▸ STATED EXERCISE
Look through the material and tally each line bearing the word "motor". Give only the total.

━━━━━━━━

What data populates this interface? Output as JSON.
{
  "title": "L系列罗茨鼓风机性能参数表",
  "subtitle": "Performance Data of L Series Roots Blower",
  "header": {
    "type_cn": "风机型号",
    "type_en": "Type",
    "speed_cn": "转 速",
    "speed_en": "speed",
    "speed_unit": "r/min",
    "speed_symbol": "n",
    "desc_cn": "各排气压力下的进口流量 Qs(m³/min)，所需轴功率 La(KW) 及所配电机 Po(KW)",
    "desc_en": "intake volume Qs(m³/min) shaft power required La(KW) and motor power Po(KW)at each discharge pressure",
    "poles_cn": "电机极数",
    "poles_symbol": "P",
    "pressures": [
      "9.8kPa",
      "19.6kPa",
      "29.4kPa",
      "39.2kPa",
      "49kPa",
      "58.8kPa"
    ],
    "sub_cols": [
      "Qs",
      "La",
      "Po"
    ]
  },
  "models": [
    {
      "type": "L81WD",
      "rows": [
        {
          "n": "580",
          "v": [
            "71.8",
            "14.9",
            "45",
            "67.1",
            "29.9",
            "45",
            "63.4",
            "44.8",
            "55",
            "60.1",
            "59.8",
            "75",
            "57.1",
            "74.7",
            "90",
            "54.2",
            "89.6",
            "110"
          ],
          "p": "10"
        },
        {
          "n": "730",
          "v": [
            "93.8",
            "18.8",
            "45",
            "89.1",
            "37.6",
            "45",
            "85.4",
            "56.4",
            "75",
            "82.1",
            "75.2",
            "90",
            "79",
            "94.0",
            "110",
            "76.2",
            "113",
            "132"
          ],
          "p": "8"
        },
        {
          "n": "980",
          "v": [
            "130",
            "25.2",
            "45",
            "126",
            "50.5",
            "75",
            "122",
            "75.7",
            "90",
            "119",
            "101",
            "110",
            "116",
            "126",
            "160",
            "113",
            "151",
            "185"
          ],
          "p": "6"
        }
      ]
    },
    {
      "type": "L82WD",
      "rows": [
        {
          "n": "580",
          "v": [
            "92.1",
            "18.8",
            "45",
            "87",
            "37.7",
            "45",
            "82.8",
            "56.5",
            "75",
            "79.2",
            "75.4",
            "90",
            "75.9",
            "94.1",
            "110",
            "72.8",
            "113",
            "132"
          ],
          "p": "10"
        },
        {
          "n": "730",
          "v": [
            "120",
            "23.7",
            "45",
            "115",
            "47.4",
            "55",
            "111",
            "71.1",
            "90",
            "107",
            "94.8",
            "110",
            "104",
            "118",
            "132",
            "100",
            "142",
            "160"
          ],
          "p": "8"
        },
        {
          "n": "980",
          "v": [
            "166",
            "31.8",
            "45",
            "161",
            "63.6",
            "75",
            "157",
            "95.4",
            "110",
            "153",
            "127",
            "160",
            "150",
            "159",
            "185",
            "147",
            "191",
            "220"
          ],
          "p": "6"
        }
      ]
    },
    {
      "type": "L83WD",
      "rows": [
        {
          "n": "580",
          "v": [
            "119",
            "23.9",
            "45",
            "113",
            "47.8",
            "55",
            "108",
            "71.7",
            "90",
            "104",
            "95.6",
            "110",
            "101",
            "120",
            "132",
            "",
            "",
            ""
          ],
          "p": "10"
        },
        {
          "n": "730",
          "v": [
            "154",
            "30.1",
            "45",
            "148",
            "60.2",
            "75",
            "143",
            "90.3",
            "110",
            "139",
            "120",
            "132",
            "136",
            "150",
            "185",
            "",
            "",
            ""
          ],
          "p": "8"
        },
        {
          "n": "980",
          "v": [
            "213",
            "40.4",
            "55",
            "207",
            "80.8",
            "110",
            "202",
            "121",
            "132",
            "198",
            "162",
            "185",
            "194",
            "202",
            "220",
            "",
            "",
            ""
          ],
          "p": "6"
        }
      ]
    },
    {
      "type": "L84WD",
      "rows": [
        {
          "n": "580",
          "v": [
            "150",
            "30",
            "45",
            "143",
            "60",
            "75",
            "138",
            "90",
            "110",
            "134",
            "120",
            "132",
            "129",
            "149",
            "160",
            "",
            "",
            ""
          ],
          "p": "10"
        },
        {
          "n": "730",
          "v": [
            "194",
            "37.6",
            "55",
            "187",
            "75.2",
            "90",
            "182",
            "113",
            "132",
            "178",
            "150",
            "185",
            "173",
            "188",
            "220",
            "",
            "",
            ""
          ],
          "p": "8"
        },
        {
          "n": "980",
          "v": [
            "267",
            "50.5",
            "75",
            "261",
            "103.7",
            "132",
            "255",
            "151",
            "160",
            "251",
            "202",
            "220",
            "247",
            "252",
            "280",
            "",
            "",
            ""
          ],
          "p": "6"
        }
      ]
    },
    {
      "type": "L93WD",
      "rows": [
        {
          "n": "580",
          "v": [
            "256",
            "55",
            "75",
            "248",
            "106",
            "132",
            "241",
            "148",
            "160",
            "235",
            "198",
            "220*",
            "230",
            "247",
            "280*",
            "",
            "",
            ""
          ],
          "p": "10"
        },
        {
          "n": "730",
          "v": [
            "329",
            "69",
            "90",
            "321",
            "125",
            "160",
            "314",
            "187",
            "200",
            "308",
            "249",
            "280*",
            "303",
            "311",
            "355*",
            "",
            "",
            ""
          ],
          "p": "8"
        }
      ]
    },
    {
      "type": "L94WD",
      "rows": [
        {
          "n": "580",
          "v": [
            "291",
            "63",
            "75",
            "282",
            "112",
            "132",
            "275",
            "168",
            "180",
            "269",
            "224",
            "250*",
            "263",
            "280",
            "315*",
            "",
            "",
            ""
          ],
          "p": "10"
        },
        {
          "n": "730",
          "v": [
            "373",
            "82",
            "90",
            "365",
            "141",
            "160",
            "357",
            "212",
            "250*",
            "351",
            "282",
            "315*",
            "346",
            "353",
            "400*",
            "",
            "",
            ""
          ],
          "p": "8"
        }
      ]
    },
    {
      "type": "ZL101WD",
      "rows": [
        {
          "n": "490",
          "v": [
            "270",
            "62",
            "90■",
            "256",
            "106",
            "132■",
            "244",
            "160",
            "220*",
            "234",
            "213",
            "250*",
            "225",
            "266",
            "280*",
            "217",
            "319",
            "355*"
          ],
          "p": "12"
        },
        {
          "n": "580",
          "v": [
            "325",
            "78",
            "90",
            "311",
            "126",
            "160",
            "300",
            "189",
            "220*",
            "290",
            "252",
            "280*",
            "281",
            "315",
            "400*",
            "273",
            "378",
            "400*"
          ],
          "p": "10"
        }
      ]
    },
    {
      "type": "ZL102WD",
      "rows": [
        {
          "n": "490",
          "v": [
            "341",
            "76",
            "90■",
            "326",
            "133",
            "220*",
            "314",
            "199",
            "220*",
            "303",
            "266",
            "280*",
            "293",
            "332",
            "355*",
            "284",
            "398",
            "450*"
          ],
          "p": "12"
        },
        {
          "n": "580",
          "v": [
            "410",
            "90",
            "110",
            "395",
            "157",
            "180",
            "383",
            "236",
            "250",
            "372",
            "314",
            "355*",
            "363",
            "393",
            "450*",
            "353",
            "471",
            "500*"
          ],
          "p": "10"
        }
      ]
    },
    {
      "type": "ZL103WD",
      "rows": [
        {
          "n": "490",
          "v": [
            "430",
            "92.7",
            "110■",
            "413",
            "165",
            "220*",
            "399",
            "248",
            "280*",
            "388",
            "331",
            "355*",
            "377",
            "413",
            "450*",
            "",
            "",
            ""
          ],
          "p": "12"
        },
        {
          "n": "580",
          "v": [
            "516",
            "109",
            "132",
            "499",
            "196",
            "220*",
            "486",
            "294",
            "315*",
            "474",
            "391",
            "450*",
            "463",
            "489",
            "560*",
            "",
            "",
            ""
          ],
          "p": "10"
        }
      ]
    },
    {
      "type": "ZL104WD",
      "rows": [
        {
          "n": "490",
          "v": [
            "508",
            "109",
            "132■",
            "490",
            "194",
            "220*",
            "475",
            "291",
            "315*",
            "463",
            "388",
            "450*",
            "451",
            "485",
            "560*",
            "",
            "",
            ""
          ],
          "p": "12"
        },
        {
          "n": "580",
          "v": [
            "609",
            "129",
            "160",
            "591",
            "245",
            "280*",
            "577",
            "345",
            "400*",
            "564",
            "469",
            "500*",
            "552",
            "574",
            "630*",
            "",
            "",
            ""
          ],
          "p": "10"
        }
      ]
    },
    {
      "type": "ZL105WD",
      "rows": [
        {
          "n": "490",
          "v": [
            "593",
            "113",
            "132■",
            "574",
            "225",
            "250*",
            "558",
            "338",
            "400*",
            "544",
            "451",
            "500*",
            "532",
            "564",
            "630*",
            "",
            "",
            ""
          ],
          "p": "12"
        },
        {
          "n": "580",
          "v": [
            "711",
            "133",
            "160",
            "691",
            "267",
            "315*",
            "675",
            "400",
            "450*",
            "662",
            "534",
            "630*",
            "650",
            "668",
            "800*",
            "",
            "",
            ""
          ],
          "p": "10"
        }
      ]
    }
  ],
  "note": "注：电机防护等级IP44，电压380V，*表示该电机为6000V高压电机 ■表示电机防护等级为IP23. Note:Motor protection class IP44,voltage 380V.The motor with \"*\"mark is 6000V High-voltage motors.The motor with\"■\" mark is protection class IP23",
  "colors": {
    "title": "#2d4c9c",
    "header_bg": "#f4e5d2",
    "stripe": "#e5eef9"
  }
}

━━━━━━━━

▸ SOLUTION TO THIS PROBLEM
2